Stated task » Show each line of the data below that has the string "screened" in it.

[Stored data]
────────────────────────────────────────

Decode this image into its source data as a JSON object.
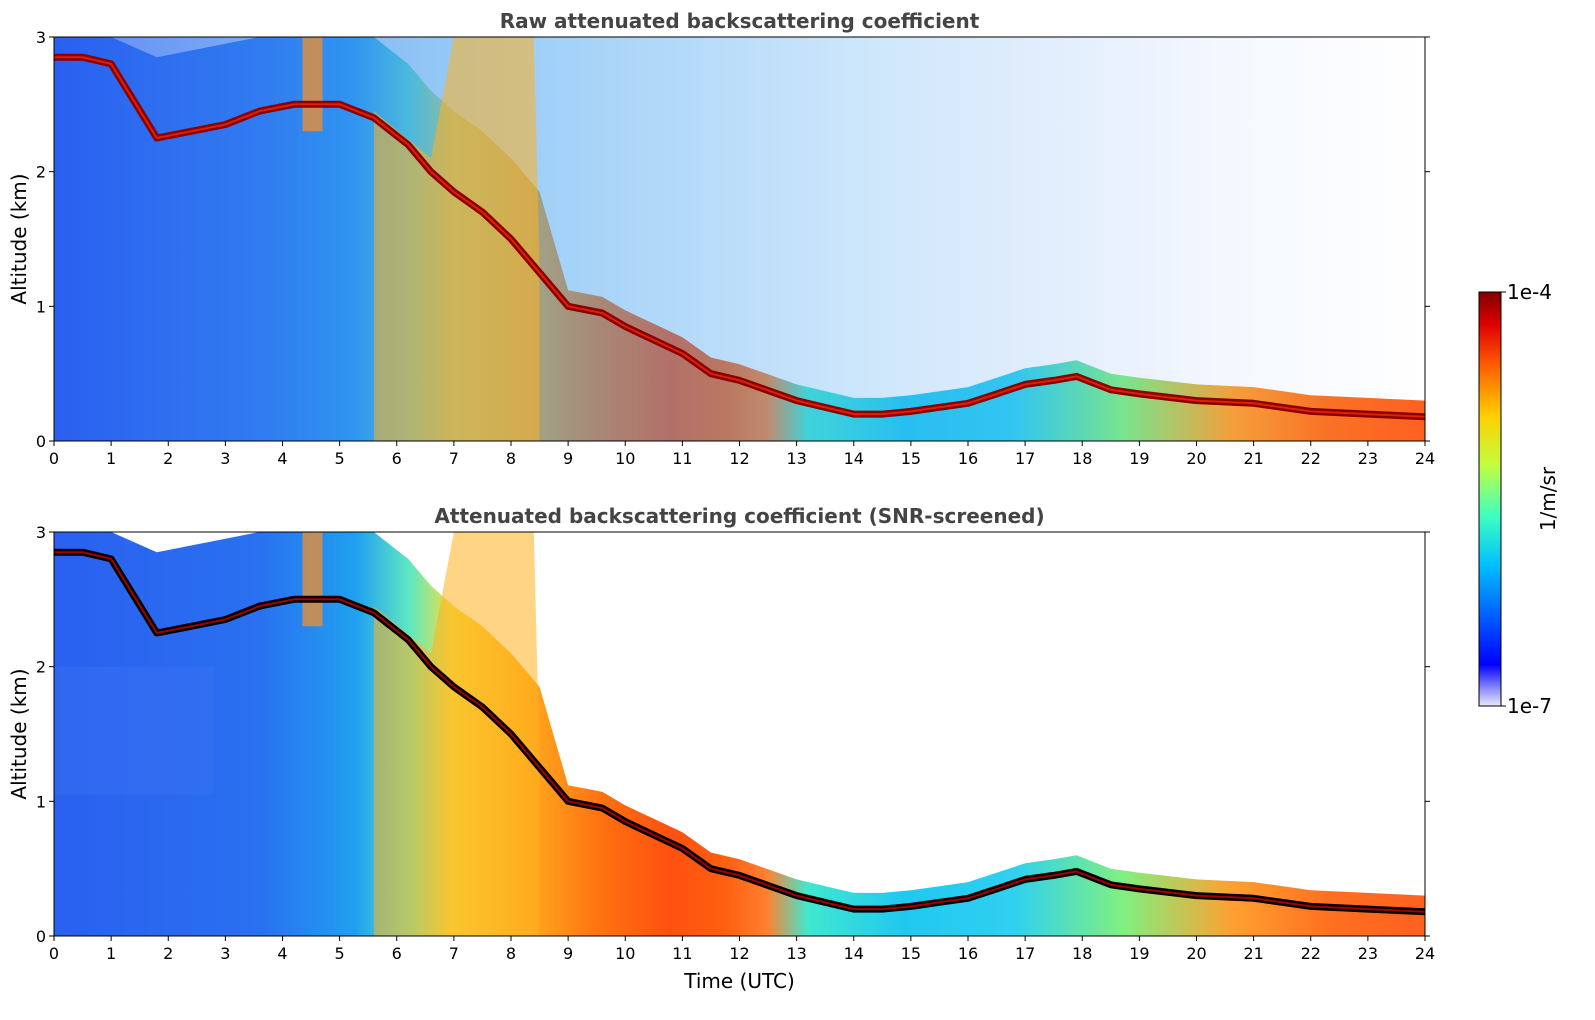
{
  "chart_data": [
    {
      "type": "heatmap",
      "title": "Raw attenuated backscattering coefficient",
      "xlabel": "",
      "ylabel": "Altitude (km)",
      "xlim": [
        0,
        24
      ],
      "ylim": [
        0,
        3
      ],
      "xticks": [
        "0",
        "1",
        "2",
        "3",
        "4",
        "5",
        "6",
        "7",
        "8",
        "9",
        "10",
        "11",
        "12",
        "13",
        "14",
        "15",
        "16",
        "17",
        "18",
        "19",
        "20",
        "21",
        "22",
        "23",
        "24"
      ],
      "yticks": [
        "0",
        "1",
        "2",
        "3"
      ],
      "colormap": "jet",
      "color_scale": "log",
      "color_range": [
        1e-07,
        0.0001
      ],
      "screened": false,
      "cloud_layer": {
        "time_utc": [
          0,
          0.5,
          1.0,
          1.8,
          2.4,
          3.0,
          3.6,
          4.2,
          5.0,
          5.6,
          6.2,
          6.6,
          7.0,
          7.5,
          8.0,
          8.5,
          9.0,
          9.6,
          10.0,
          10.5,
          11.0,
          11.5,
          12.0,
          13.0,
          14.0,
          14.5,
          15.0,
          15.5,
          16.0,
          16.5,
          17.0,
          17.5,
          17.9,
          18.5,
          19.0,
          20.0,
          21.0,
          22.0,
          23.0,
          24.0
        ],
        "altitude_km": [
          2.85,
          2.85,
          2.8,
          2.25,
          2.3,
          2.35,
          2.45,
          2.5,
          2.5,
          2.4,
          2.2,
          2.0,
          1.85,
          1.7,
          1.5,
          1.25,
          1.0,
          0.95,
          0.85,
          0.75,
          0.65,
          0.5,
          0.45,
          0.3,
          0.2,
          0.2,
          0.22,
          0.25,
          0.28,
          0.35,
          0.42,
          0.45,
          0.48,
          0.38,
          0.35,
          0.3,
          0.28,
          0.22,
          0.2,
          0.18
        ]
      }
    },
    {
      "type": "heatmap",
      "title": "Attenuated backscattering coefficient (SNR-screened)",
      "xlabel": "Time (UTC)",
      "ylabel": "Altitude (km)",
      "xlim": [
        0,
        24
      ],
      "ylim": [
        0,
        3
      ],
      "xticks": [
        "0",
        "1",
        "2",
        "3",
        "4",
        "5",
        "6",
        "7",
        "8",
        "9",
        "10",
        "11",
        "12",
        "13",
        "14",
        "15",
        "16",
        "17",
        "18",
        "19",
        "20",
        "21",
        "22",
        "23",
        "24"
      ],
      "yticks": [
        "0",
        "1",
        "2",
        "3"
      ],
      "colormap": "jet",
      "color_scale": "log",
      "color_range": [
        1e-07,
        0.0001
      ],
      "screened": true
    }
  ],
  "colorbar": {
    "label": "1/m/sr",
    "max_label": "1e-4",
    "min_label": "1e-7",
    "colors": [
      "#e8e8f8",
      "#9090ff",
      "#0000ff",
      "#0060ff",
      "#00c0ff",
      "#40ffc0",
      "#c0ff40",
      "#ffd000",
      "#ff6000",
      "#e00000",
      "#800000"
    ]
  }
}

────────────────────────────────────────

Solution »
      "screened": false,
      "title": "Attenuated backscattering coefficient (SNR-screened)",
      "screened": true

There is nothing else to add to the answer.